Repeat every record exactly, but keep images out of the copy.

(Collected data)
━━━━
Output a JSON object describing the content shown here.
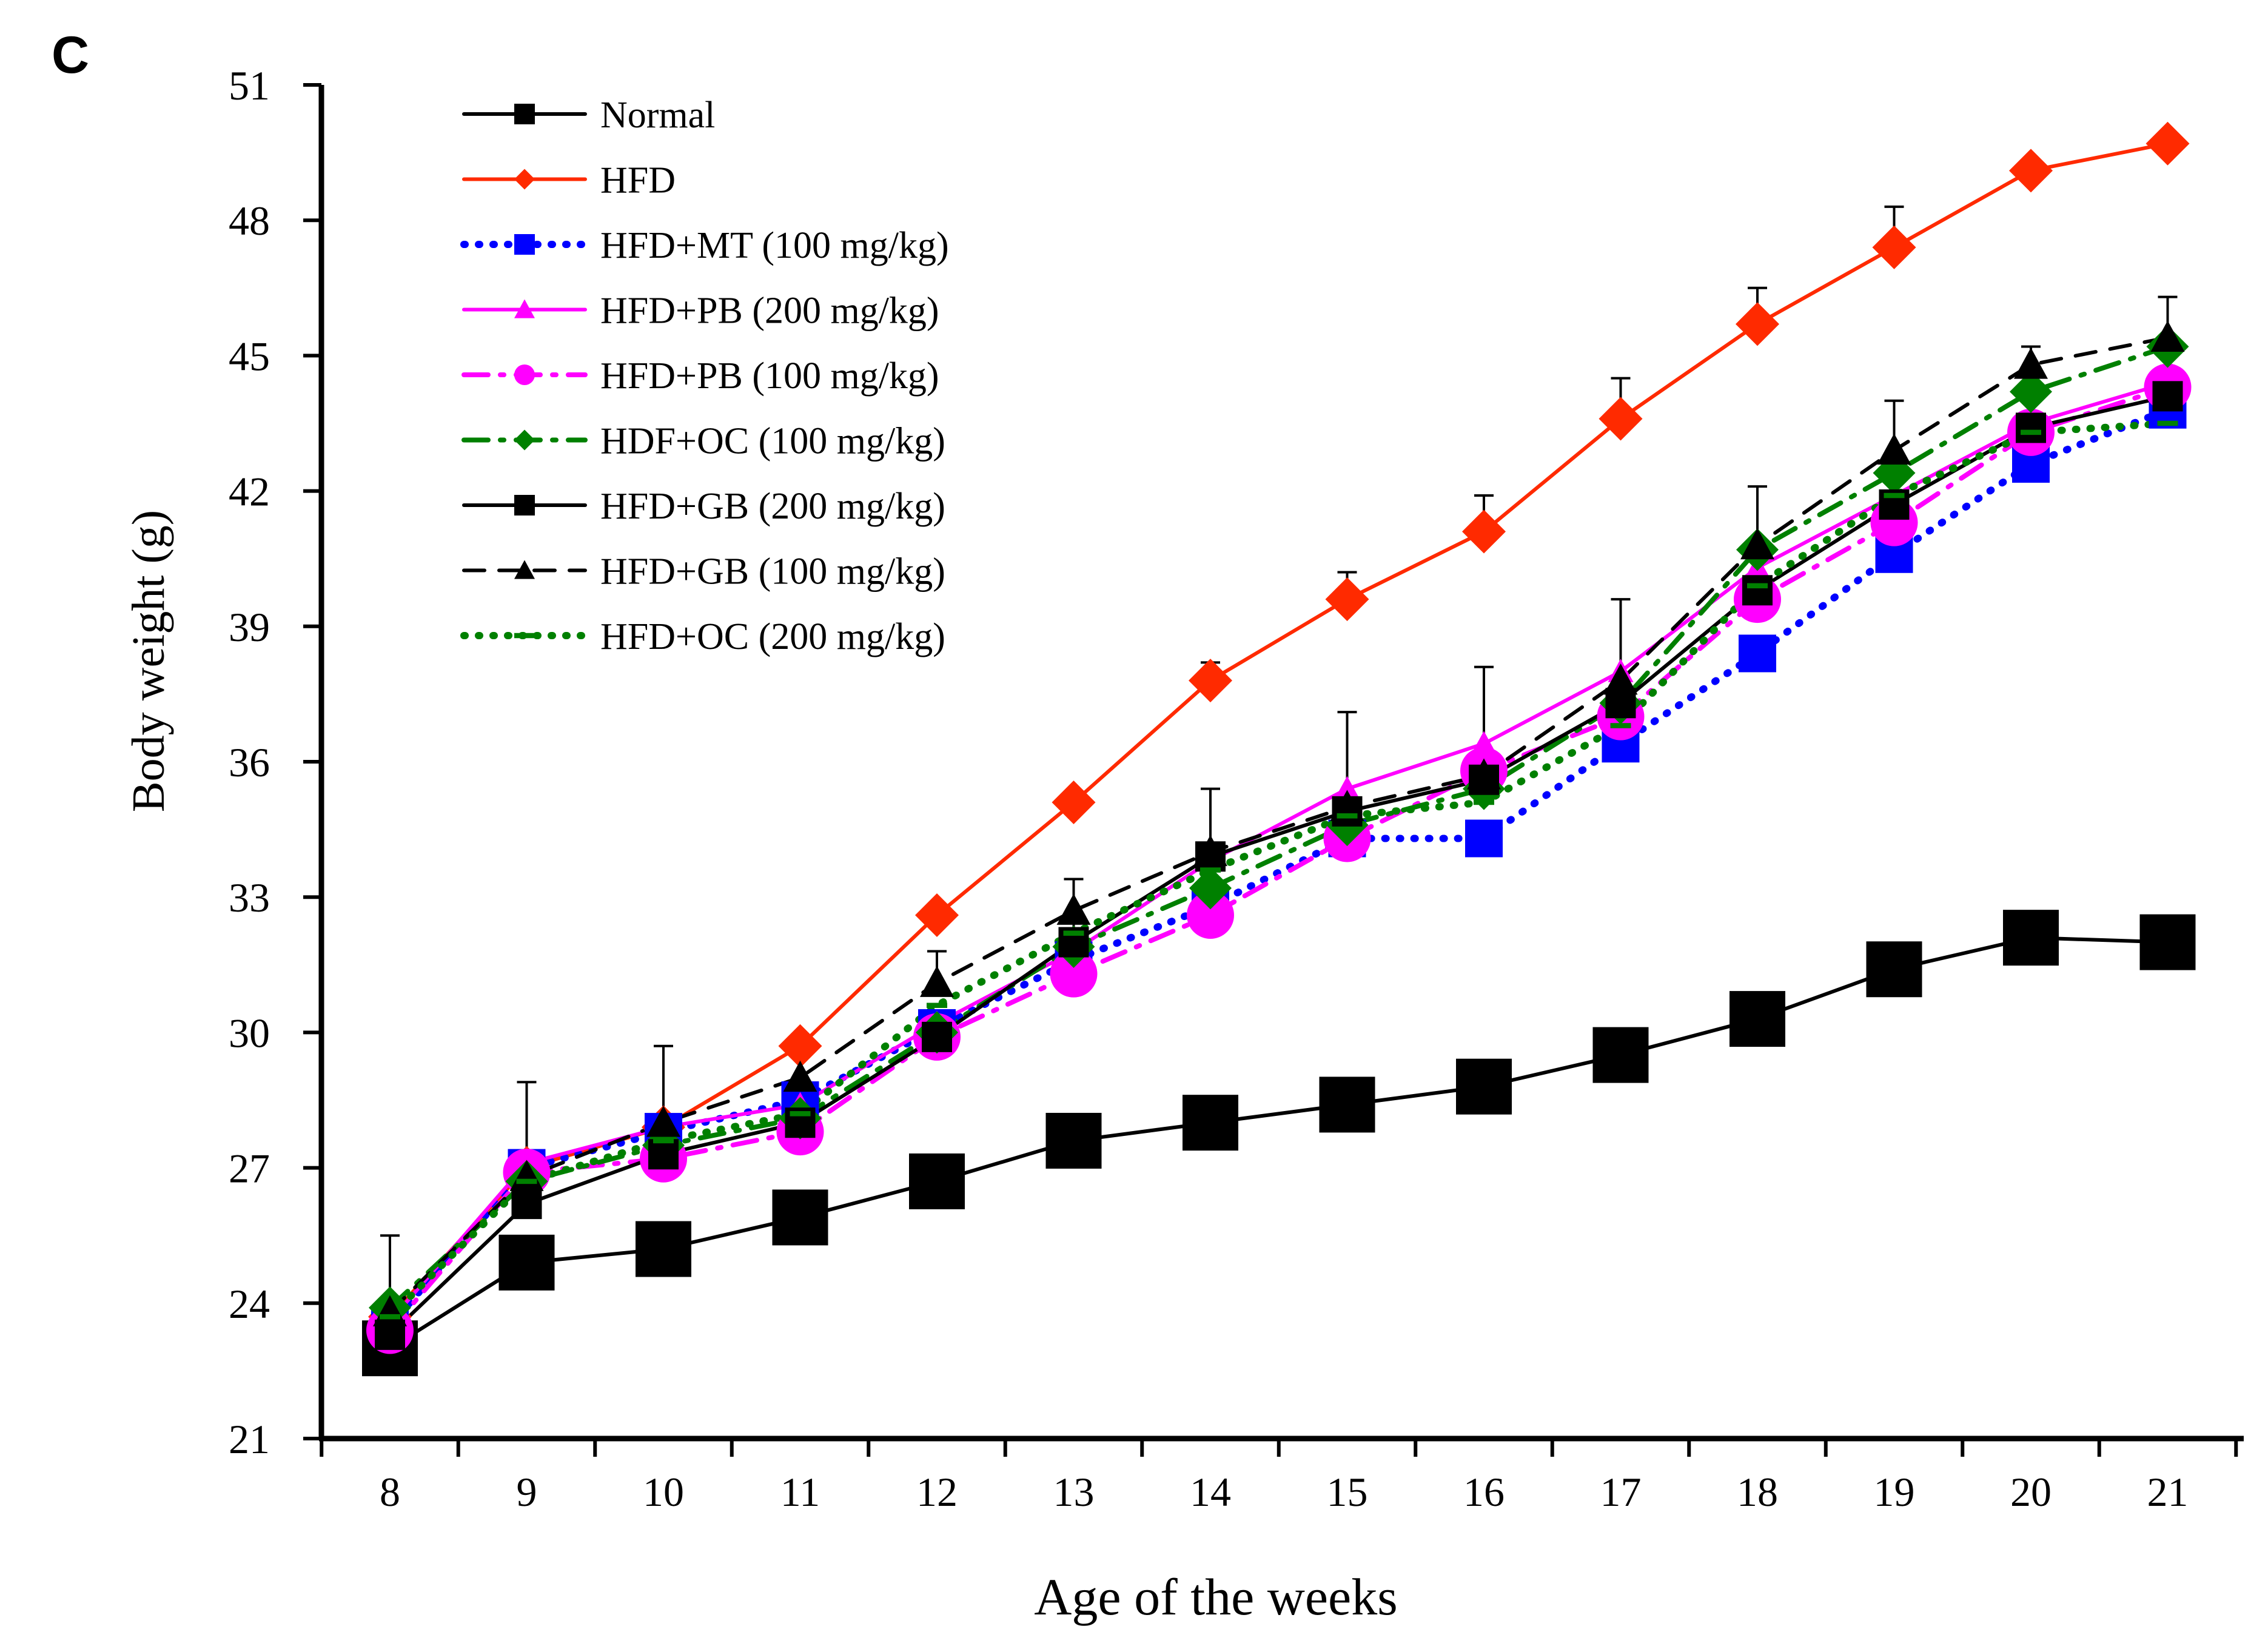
{
  "panel_label": "C",
  "chart_data": {
    "type": "line",
    "title": "",
    "xlabel": "Age of the weeks",
    "ylabel": "Body  weight (g)",
    "categories": [
      8,
      9,
      10,
      11,
      12,
      13,
      14,
      15,
      16,
      17,
      18,
      19,
      20,
      21
    ],
    "ylim": [
      21,
      51
    ],
    "yticks": [
      21,
      24,
      27,
      30,
      33,
      36,
      39,
      42,
      45,
      48,
      51
    ],
    "legend_position": "top-left",
    "series": [
      {
        "name": "Normal",
        "color": "#000000",
        "line_style": "solid",
        "marker": "square",
        "values": [
          23.0,
          24.9,
          25.2,
          25.9,
          26.7,
          27.6,
          28.0,
          28.4,
          28.8,
          29.5,
          30.3,
          31.4,
          32.1,
          32.0
        ],
        "errors": [
          1.0,
          0.5,
          0,
          0,
          0,
          0,
          0,
          0,
          0,
          0,
          0,
          0,
          0,
          0
        ]
      },
      {
        "name": "HFD",
        "color": "#ff2a00",
        "line_style": "solid",
        "marker": "diamond",
        "values": [
          23.7,
          27.0,
          27.9,
          29.7,
          32.6,
          35.1,
          37.8,
          39.6,
          41.1,
          43.6,
          45.7,
          47.4,
          49.1,
          49.7
        ],
        "errors": [
          0,
          0,
          0,
          0,
          0,
          0,
          0.4,
          0.6,
          0.8,
          0.9,
          0.8,
          0.9,
          0,
          0
        ]
      },
      {
        "name": "HFD+MT (100 mg/kg)",
        "color": "#0000ff",
        "line_style": "dotted",
        "marker": "square",
        "values": [
          23.5,
          27.0,
          27.8,
          28.5,
          30.1,
          31.6,
          32.8,
          34.3,
          34.3,
          36.4,
          38.4,
          40.6,
          42.6,
          43.8
        ],
        "errors": [
          0,
          0,
          0,
          0,
          0,
          0,
          0,
          0,
          0,
          0,
          0,
          0,
          0.9,
          0
        ]
      },
      {
        "name": "HFD+PB (200 mg/kg)",
        "color": "#ff00ff",
        "line_style": "solid",
        "marker": "triangle",
        "values": [
          23.6,
          27.1,
          27.9,
          28.4,
          30.2,
          31.8,
          33.8,
          35.4,
          36.4,
          38.0,
          40.3,
          41.9,
          43.5,
          44.4
        ],
        "errors": [
          0,
          0,
          0,
          0,
          0,
          0,
          0,
          0,
          0,
          0,
          0,
          0,
          0,
          0
        ]
      },
      {
        "name": "HFD+PB (100 mg/kg)",
        "color": "#ff00ff",
        "line_style": "dashdot",
        "marker": "circle",
        "values": [
          23.4,
          26.9,
          27.2,
          27.8,
          29.9,
          31.3,
          32.6,
          34.3,
          35.8,
          37.0,
          39.6,
          41.3,
          43.3,
          44.3
        ],
        "errors": [
          0,
          0,
          0.9,
          1.0,
          0,
          1.2,
          0,
          0,
          0,
          0,
          0,
          0,
          0,
          0
        ]
      },
      {
        "name": "HDF+OC (100 mg/kg)",
        "color": "#008000",
        "line_style": "dashdot",
        "marker": "diamond",
        "values": [
          23.9,
          26.7,
          27.5,
          28.1,
          30.0,
          31.9,
          33.2,
          34.6,
          35.4,
          37.3,
          40.7,
          42.4,
          44.2,
          45.2
        ],
        "errors": [
          0,
          0,
          0,
          0,
          0,
          0,
          0,
          0,
          0,
          0,
          0,
          0,
          0,
          0
        ]
      },
      {
        "name": "HFD+GB (200 mg/kg)",
        "color": "#000000",
        "line_style": "solid",
        "marker": "square",
        "values": [
          23.3,
          26.2,
          27.3,
          28.0,
          29.9,
          32.0,
          33.9,
          34.9,
          35.6,
          37.3,
          39.8,
          41.7,
          43.4,
          44.1
        ],
        "errors": [
          0,
          0,
          0,
          0,
          0,
          0,
          0,
          0,
          0,
          0,
          0,
          0,
          0,
          0
        ]
      },
      {
        "name": "HFD+GB (100 mg/kg)",
        "color": "#000000",
        "line_style": "dashed",
        "marker": "triangle",
        "values": [
          23.8,
          26.8,
          28.0,
          29.0,
          31.1,
          32.7,
          34.0,
          35.0,
          35.7,
          37.8,
          40.8,
          42.9,
          44.8,
          45.4
        ],
        "errors": [
          1.7,
          2.1,
          1.7,
          0,
          0.7,
          0.7,
          1.4,
          2.1,
          2.4,
          1.8,
          1.3,
          1.1,
          0.4,
          0.9
        ]
      },
      {
        "name": "HFD+OC (200 mg/kg)",
        "color": "#008000",
        "line_style": "dotted",
        "marker": "dash",
        "values": [
          23.7,
          26.7,
          27.6,
          28.2,
          30.6,
          32.2,
          33.6,
          34.8,
          35.1,
          36.8,
          39.9,
          41.9,
          43.3,
          43.5
        ],
        "errors": [
          0,
          0,
          0,
          0,
          0,
          0,
          0,
          0,
          0,
          0,
          0,
          0,
          0,
          0
        ]
      }
    ]
  }
}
━━━━
● Task result:
Output a JSON object describing the content shown here.
{
  "panel_label": "C",
  "chart_data": {
    "type": "line",
    "title": "",
    "xlabel": "Age of the weeks",
    "ylabel": "Body  weight (g)",
    "categories": [
      8,
      9,
      10,
      11,
      12,
      13,
      14,
      15,
      16,
      17,
      18,
      19,
      20,
      21
    ],
    "ylim": [
      21,
      51
    ],
    "yticks": [
      21,
      24,
      27,
      30,
      33,
      36,
      39,
      42,
      45,
      48,
      51
    ],
    "legend_position": "top-left",
    "series": [
      {
        "name": "Normal",
        "color": "#000000",
        "line_style": "solid",
        "marker": "square",
        "values": [
          23.0,
          24.9,
          25.2,
          25.9,
          26.7,
          27.6,
          28.0,
          28.4,
          28.8,
          29.5,
          30.3,
          31.4,
          32.1,
          32.0
        ],
        "errors": [
          1.0,
          0.5,
          0,
          0,
          0,
          0,
          0,
          0,
          0,
          0,
          0,
          0,
          0,
          0
        ]
      },
      {
        "name": "HFD",
        "color": "#ff2a00",
        "line_style": "solid",
        "marker": "diamond",
        "values": [
          23.7,
          27.0,
          27.9,
          29.7,
          32.6,
          35.1,
          37.8,
          39.6,
          41.1,
          43.6,
          45.7,
          47.4,
          49.1,
          49.7
        ],
        "errors": [
          0,
          0,
          0,
          0,
          0,
          0,
          0.4,
          0.6,
          0.8,
          0.9,
          0.8,
          0.9,
          0,
          0
        ]
      },
      {
        "name": "HFD+MT (100 mg/kg)",
        "color": "#0000ff",
        "line_style": "dotted",
        "marker": "square",
        "values": [
          23.5,
          27.0,
          27.8,
          28.5,
          30.1,
          31.6,
          32.8,
          34.3,
          34.3,
          36.4,
          38.4,
          40.6,
          42.6,
          43.8
        ],
        "errors": [
          0,
          0,
          0,
          0,
          0,
          0,
          0,
          0,
          0,
          0,
          0,
          0,
          0.9,
          0
        ]
      },
      {
        "name": "HFD+PB (200 mg/kg)",
        "color": "#ff00ff",
        "line_style": "solid",
        "marker": "triangle",
        "values": [
          23.6,
          27.1,
          27.9,
          28.4,
          30.2,
          31.8,
          33.8,
          35.4,
          36.4,
          38.0,
          40.3,
          41.9,
          43.5,
          44.4
        ],
        "errors": [
          0,
          0,
          0,
          0,
          0,
          0,
          0,
          0,
          0,
          0,
          0,
          0,
          0,
          0
        ]
      },
      {
        "name": "HFD+PB (100 mg/kg)",
        "color": "#ff00ff",
        "line_style": "dashdot",
        "marker": "circle",
        "values": [
          23.4,
          26.9,
          27.2,
          27.8,
          29.9,
          31.3,
          32.6,
          34.3,
          35.8,
          37.0,
          39.6,
          41.3,
          43.3,
          44.3
        ],
        "errors": [
          0,
          0,
          0.9,
          1.0,
          0,
          1.2,
          0,
          0,
          0,
          0,
          0,
          0,
          0,
          0
        ]
      },
      {
        "name": "HDF+OC (100 mg/kg)",
        "color": "#008000",
        "line_style": "dashdot",
        "marker": "diamond",
        "values": [
          23.9,
          26.7,
          27.5,
          28.1,
          30.0,
          31.9,
          33.2,
          34.6,
          35.4,
          37.3,
          40.7,
          42.4,
          44.2,
          45.2
        ],
        "errors": [
          0,
          0,
          0,
          0,
          0,
          0,
          0,
          0,
          0,
          0,
          0,
          0,
          0,
          0
        ]
      },
      {
        "name": "HFD+GB (200 mg/kg)",
        "color": "#000000",
        "line_style": "solid",
        "marker": "square",
        "values": [
          23.3,
          26.2,
          27.3,
          28.0,
          29.9,
          32.0,
          33.9,
          34.9,
          35.6,
          37.3,
          39.8,
          41.7,
          43.4,
          44.1
        ],
        "errors": [
          0,
          0,
          0,
          0,
          0,
          0,
          0,
          0,
          0,
          0,
          0,
          0,
          0,
          0
        ]
      },
      {
        "name": "HFD+GB (100 mg/kg)",
        "color": "#000000",
        "line_style": "dashed",
        "marker": "triangle",
        "values": [
          23.8,
          26.8,
          28.0,
          29.0,
          31.1,
          32.7,
          34.0,
          35.0,
          35.7,
          37.8,
          40.8,
          42.9,
          44.8,
          45.4
        ],
        "errors": [
          1.7,
          2.1,
          1.7,
          0,
          0.7,
          0.7,
          1.4,
          2.1,
          2.4,
          1.8,
          1.3,
          1.1,
          0.4,
          0.9
        ]
      },
      {
        "name": "HFD+OC (200 mg/kg)",
        "color": "#008000",
        "line_style": "dotted",
        "marker": "dash",
        "values": [
          23.7,
          26.7,
          27.6,
          28.2,
          30.6,
          32.2,
          33.6,
          34.8,
          35.1,
          36.8,
          39.9,
          41.9,
          43.3,
          43.5
        ],
        "errors": [
          0,
          0,
          0,
          0,
          0,
          0,
          0,
          0,
          0,
          0,
          0,
          0,
          0,
          0
        ]
      }
    ]
  }
}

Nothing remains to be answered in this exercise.